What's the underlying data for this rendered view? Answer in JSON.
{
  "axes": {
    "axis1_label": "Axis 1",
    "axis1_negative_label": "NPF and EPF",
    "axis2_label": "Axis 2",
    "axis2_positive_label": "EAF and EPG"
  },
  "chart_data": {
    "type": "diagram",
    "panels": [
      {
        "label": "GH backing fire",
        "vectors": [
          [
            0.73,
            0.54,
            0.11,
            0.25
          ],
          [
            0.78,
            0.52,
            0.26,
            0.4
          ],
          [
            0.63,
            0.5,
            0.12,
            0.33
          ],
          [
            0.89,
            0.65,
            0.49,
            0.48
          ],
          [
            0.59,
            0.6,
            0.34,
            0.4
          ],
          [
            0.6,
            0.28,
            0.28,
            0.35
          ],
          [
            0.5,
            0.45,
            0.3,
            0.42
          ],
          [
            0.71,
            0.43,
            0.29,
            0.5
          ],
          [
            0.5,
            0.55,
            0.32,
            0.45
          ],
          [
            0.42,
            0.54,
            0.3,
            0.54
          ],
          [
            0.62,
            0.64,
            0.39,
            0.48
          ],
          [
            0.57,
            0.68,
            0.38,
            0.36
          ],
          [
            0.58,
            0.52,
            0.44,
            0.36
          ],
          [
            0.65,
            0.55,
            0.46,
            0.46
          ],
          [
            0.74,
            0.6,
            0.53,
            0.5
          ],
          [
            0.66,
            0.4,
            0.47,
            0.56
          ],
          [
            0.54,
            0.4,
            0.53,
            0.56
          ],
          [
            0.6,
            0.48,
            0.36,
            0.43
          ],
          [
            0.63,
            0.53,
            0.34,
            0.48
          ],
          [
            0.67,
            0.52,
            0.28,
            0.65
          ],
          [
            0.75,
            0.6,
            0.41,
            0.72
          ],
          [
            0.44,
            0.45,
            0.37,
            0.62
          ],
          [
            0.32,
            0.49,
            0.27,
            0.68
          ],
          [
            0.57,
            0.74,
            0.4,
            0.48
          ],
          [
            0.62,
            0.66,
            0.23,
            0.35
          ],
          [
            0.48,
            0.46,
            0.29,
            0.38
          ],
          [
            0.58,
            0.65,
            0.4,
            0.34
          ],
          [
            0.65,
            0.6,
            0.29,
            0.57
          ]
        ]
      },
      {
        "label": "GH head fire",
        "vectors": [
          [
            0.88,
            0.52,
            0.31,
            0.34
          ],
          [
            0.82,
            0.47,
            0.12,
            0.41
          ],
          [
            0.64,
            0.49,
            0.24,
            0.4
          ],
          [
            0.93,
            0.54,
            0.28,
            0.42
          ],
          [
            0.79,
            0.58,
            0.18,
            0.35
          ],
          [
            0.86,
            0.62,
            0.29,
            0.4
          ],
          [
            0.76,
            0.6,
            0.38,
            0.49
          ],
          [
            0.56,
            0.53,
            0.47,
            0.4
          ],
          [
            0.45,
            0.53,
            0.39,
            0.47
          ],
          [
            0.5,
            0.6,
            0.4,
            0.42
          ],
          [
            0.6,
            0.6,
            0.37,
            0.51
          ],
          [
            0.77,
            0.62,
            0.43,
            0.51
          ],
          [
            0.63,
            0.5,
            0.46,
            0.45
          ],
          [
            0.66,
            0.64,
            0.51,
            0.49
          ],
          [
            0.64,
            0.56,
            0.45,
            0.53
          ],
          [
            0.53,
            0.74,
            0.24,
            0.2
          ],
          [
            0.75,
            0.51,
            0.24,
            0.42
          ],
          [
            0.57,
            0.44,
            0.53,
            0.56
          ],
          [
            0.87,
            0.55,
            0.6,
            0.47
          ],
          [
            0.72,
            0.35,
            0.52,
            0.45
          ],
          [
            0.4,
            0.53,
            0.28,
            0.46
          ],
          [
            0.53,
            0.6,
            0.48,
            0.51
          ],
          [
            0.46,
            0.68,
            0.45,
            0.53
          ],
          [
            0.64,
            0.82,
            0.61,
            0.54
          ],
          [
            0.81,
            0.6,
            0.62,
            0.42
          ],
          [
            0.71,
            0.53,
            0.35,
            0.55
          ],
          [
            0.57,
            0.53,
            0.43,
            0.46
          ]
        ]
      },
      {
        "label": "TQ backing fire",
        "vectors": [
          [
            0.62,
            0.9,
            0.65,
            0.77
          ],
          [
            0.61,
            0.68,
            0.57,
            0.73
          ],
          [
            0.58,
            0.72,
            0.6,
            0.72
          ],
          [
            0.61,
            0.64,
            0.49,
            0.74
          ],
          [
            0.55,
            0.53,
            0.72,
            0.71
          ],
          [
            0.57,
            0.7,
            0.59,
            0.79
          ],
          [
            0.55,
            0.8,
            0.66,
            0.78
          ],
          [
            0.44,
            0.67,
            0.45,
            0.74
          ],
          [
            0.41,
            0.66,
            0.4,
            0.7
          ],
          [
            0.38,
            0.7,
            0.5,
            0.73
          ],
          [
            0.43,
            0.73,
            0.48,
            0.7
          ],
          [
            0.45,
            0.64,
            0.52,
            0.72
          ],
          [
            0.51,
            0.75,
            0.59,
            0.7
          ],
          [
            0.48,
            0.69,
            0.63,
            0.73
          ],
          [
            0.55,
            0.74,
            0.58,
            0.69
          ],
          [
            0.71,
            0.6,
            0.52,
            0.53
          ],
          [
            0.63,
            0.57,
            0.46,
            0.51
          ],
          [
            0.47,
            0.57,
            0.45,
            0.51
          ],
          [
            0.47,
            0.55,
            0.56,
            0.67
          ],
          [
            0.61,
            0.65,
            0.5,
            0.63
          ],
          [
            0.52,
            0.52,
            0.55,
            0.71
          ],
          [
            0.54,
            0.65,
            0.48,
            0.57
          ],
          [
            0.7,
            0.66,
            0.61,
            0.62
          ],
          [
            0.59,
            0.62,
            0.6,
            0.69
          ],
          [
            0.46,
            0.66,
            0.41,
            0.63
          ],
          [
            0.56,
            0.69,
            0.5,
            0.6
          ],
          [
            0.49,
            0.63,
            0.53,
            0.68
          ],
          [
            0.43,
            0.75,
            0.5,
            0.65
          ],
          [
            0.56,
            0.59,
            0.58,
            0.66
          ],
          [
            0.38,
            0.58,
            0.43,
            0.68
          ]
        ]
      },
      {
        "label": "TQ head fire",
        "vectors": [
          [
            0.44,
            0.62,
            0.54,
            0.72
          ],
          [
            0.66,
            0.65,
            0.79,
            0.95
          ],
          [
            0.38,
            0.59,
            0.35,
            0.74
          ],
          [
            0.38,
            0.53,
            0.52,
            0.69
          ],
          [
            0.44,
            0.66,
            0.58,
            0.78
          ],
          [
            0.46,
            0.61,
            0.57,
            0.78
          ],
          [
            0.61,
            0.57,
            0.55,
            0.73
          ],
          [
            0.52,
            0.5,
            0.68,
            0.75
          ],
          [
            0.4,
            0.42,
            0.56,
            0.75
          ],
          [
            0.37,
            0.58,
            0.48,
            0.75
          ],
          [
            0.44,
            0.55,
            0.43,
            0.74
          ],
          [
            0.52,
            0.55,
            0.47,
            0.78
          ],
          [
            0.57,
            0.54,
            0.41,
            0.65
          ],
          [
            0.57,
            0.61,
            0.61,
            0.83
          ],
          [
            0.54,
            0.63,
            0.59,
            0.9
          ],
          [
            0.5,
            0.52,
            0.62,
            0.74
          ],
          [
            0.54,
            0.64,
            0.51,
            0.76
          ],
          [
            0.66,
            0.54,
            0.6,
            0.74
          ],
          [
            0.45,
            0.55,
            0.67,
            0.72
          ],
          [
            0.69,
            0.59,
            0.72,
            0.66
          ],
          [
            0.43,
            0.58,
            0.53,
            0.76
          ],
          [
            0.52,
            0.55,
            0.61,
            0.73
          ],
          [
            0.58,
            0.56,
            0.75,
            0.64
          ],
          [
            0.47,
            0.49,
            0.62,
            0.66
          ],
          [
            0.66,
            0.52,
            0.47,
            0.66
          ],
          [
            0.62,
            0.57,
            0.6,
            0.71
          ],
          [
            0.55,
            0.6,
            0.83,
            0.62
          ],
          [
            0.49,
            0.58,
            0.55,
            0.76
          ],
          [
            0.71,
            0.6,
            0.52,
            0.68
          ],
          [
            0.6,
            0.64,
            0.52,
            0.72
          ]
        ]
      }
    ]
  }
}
★ ★ ★ ★
*Challenge*.
In the lines above, locate the string "head". Copy every line where it occurs.

*Exercise response*.
        "label": "GH head fire",
        "label": "TQ head fire",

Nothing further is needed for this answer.